* _Required task_:
Copy the lines that follow, keeping every character the same.

[Entries taken from a collection]
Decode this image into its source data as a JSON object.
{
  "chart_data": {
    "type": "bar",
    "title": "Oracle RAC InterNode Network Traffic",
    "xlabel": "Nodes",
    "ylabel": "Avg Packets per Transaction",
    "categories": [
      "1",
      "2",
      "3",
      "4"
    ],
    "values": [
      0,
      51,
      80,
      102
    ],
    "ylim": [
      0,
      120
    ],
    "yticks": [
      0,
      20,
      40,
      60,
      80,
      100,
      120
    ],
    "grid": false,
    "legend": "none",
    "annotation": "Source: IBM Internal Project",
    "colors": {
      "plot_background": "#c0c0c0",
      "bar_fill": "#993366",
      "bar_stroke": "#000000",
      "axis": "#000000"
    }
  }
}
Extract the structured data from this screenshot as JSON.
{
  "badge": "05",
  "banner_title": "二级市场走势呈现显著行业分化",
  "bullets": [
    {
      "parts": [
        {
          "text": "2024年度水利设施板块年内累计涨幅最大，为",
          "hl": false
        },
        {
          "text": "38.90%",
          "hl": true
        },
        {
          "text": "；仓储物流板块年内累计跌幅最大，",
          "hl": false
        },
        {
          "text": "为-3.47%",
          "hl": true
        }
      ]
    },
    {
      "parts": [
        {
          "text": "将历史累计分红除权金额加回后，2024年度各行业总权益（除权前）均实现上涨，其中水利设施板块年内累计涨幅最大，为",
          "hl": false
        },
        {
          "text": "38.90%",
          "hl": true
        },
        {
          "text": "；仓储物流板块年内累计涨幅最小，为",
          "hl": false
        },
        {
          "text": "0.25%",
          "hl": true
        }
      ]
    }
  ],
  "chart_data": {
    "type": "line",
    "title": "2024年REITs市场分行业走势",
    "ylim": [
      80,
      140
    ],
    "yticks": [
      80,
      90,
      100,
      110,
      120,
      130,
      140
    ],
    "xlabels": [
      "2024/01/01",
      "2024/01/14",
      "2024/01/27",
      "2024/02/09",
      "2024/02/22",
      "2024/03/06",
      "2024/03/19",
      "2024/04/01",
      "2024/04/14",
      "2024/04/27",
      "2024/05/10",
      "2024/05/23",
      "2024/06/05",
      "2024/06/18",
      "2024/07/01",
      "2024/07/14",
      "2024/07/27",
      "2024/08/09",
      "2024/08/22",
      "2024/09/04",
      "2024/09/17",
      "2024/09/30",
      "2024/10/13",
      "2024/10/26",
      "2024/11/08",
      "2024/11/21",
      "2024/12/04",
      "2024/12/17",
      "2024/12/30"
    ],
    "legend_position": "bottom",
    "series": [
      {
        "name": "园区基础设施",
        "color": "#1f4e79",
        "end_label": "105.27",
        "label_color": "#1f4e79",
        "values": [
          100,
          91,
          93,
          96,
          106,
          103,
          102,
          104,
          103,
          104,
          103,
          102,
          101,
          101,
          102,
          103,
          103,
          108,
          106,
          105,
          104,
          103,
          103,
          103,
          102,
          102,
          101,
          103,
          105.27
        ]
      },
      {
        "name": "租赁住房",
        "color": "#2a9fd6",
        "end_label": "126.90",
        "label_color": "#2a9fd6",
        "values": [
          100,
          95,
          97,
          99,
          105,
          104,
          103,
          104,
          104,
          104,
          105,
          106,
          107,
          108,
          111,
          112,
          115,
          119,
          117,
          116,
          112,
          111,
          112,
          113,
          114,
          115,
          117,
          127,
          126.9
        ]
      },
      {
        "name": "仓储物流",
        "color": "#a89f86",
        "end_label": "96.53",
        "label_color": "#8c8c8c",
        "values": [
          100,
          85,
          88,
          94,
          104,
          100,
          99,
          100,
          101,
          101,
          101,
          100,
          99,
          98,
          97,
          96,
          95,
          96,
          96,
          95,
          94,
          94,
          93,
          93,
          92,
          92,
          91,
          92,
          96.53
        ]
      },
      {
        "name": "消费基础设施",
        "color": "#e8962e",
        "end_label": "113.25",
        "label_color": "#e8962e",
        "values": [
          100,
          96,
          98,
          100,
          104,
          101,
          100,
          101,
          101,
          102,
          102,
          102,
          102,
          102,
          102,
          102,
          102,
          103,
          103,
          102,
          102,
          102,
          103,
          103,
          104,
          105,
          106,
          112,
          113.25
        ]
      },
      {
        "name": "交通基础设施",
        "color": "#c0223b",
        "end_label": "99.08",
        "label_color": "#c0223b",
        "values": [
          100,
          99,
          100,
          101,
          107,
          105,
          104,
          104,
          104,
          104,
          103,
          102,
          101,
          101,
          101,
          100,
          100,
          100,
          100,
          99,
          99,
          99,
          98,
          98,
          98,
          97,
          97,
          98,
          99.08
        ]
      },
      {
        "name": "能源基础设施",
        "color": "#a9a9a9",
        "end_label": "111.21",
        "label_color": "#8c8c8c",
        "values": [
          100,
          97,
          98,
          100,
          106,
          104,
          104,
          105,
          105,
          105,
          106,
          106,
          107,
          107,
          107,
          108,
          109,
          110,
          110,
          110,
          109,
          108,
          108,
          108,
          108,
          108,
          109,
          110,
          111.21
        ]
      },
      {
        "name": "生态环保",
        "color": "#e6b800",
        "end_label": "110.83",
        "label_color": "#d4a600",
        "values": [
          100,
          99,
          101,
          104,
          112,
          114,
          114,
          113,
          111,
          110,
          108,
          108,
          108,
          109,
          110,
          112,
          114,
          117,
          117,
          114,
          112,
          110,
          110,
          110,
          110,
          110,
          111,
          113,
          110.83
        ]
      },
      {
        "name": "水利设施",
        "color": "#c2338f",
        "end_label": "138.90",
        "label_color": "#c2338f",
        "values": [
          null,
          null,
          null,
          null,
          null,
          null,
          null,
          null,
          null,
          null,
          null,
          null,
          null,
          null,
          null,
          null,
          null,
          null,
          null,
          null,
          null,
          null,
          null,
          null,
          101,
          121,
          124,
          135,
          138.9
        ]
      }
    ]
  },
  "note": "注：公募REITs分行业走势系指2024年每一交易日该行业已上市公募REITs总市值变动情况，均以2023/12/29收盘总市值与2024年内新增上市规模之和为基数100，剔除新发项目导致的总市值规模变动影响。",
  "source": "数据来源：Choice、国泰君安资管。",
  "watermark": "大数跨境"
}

* _Expected answer_:
Decode this image into its source data as a JSON object.
{
  "chart_data": {
    "type": "bar",
    "title": "Oracle RAC InterNode Network Traffic",
    "xlabel": "Nodes",
    "ylabel": "Avg Packets per Transaction",
    "categories": [
      "1",
      "2",
      "3",
      "4"
    ],
    "values": [
      0,
      51,
      80,
      102
    ],
    "ylim": [
      0,
      120
    ],
    "yticks": [
      0,
      20,
      40,
      60,
      80,
      100,
      120
    ],
    "grid": false,
    "legend": "none",
    "annotation": "Source: IBM Internal Project",
    "colors": {
      "plot_background": "#c0c0c0",
      "bar_fill": "#993366",
      "bar_stroke": "#000000",
      "axis": "#000000"
    }
  }
}
Extract the structured data from this screenshot as JSON.
{
  "badge": "05",
  "banner_title": "二级市场走势呈现显著行业分化",
  "bullets": [
    {
      "parts": [
        {
          "text": "2024年度水利设施板块年内累计涨幅最大，为",
          "hl": false
        },
        {
          "text": "38.90%",
          "hl": true
        },
        {
          "text": "；仓储物流板块年内累计跌幅最大，",
          "hl": false
        },
        {
          "text": "为-3.47%",
          "hl": true
        }
      ]
    },
    {
      "parts": [
        {
          "text": "将历史累计分红除权金额加回后，2024年度各行业总权益（除权前）均实现上涨，其中水利设施板块年内累计涨幅最大，为",
          "hl": false
        },
        {
          "text": "38.90%",
          "hl": true
        },
        {
          "text": "；仓储物流板块年内累计涨幅最小，为",
          "hl": false
        },
        {
          "text": "0.25%",
          "hl": true
        }
      ]
    }
  ],
  "chart_data": {
    "type": "line",
    "title": "2024年REITs市场分行业走势",
    "ylim": [
      80,
      140
    ],
    "yticks": [
      80,
      90,
      100,
      110,
      120,
      130,
      140
    ],
    "xlabels": [
      "2024/01/01",
      "2024/01/14",
      "2024/01/27",
      "2024/02/09",
      "2024/02/22",
      "2024/03/06",
      "2024/03/19",
      "2024/04/01",
      "2024/04/14",
      "2024/04/27",
      "2024/05/10",
      "2024/05/23",
      "2024/06/05",
      "2024/06/18",
      "2024/07/01",
      "2024/07/14",
      "2024/07/27",
      "2024/08/09",
      "2024/08/22",
      "2024/09/04",
      "2024/09/17",
      "2024/09/30",
      "2024/10/13",
      "2024/10/26",
      "2024/11/08",
      "2024/11/21",
      "2024/12/04",
      "2024/12/17",
      "2024/12/30"
    ],
    "legend_position": "bottom",
    "series": [
      {
        "name": "园区基础设施",
        "color": "#1f4e79",
        "end_label": "105.27",
        "label_color": "#1f4e79",
        "values": [
          100,
          91,
          93,
          96,
          106,
          103,
          102,
          104,
          103,
          104,
          103,
          102,
          101,
          101,
          102,
          103,
          103,
          108,
          106,
          105,
          104,
          103,
          103,
          103,
          102,
          102,
          101,
          103,
          105.27
        ]
      },
      {
        "name": "租赁住房",
        "color": "#2a9fd6",
        "end_label": "126.90",
        "label_color": "#2a9fd6",
        "values": [
          100,
          95,
          97,
          99,
          105,
          104,
          103,
          104,
          104,
          104,
          105,
          106,
          107,
          108,
          111,
          112,
          115,
          119,
          117,
          116,
          112,
          111,
          112,
          113,
          114,
          115,
          117,
          127,
          126.9
        ]
      },
      {
        "name": "仓储物流",
        "color": "#a89f86",
        "end_label": "96.53",
        "label_color": "#8c8c8c",
        "values": [
          100,
          85,
          88,
          94,
          104,
          100,
          99,
          100,
          101,
          101,
          101,
          100,
          99,
          98,
          97,
          96,
          95,
          96,
          96,
          95,
          94,
          94,
          93,
          93,
          92,
          92,
          91,
          92,
          96.53
        ]
      },
      {
        "name": "消费基础设施",
        "color": "#e8962e",
        "end_label": "113.25",
        "label_color": "#e8962e",
        "values": [
          100,
          96,
          98,
          100,
          104,
          101,
          100,
          101,
          101,
          102,
          102,
          102,
          102,
          102,
          102,
          102,
          102,
          103,
          103,
          102,
          102,
          102,
          103,
          103,
          104,
          105,
          106,
          112,
          113.25
        ]
      },
      {
        "name": "交通基础设施",
        "color": "#c0223b",
        "end_label": "99.08",
        "label_color": "#c0223b",
        "values": [
          100,
          99,
          100,
          101,
          107,
          105,
          104,
          104,
          104,
          104,
          103,
          102,
          101,
          101,
          101,
          100,
          100,
          100,
          100,
          99,
          99,
          99,
          98,
          98,
          98,
          97,
          97,
          98,
          99.08
        ]
      },
      {
        "name": "能源基础设施",
        "color": "#a9a9a9",
        "end_label": "111.21",
        "label_color": "#8c8c8c",
        "values": [
          100,
          97,
          98,
          100,
          106,
          104,
          104,
          105,
          105,
          105,
          106,
          106,
          107,
          107,
          107,
          108,
          109,
          110,
          110,
          110,
          109,
          108,
          108,
          108,
          108,
          108,
          109,
          110,
          111.21
        ]
      },
      {
        "name": "生态环保",
        "color": "#e6b800",
        "end_label": "110.83",
        "label_color": "#d4a600",
        "values": [
          100,
          99,
          101,
          104,
          112,
          114,
          114,
          113,
          111,
          110,
          108,
          108,
          108,
          109,
          110,
          112,
          114,
          117,
          117,
          114,
          112,
          110,
          110,
          110,
          110,
          110,
          111,
          113,
          110.83
        ]
      },
      {
        "name": "水利设施",
        "color": "#c2338f",
        "end_label": "138.90",
        "label_color": "#c2338f",
        "values": [
          null,
          null,
          null,
          null,
          null,
          null,
          null,
          null,
          null,
          null,
          null,
          null,
          null,
          null,
          null,
          null,
          null,
          null,
          null,
          null,
          null,
          null,
          null,
          null,
          101,
          121,
          124,
          135,
          138.9
        ]
      }
    ]
  },
  "note": "注：公募REITs分行业走势系指2024年每一交易日该行业已上市公募REITs总市值变动情况，均以2023/12/29收盘总市值与2024年内新增上市规模之和为基数100，剔除新发项目导致的总市值规模变动影响。",
  "source": "数据来源：Choice、国泰君安资管。",
  "watermark": "大数跨境"
}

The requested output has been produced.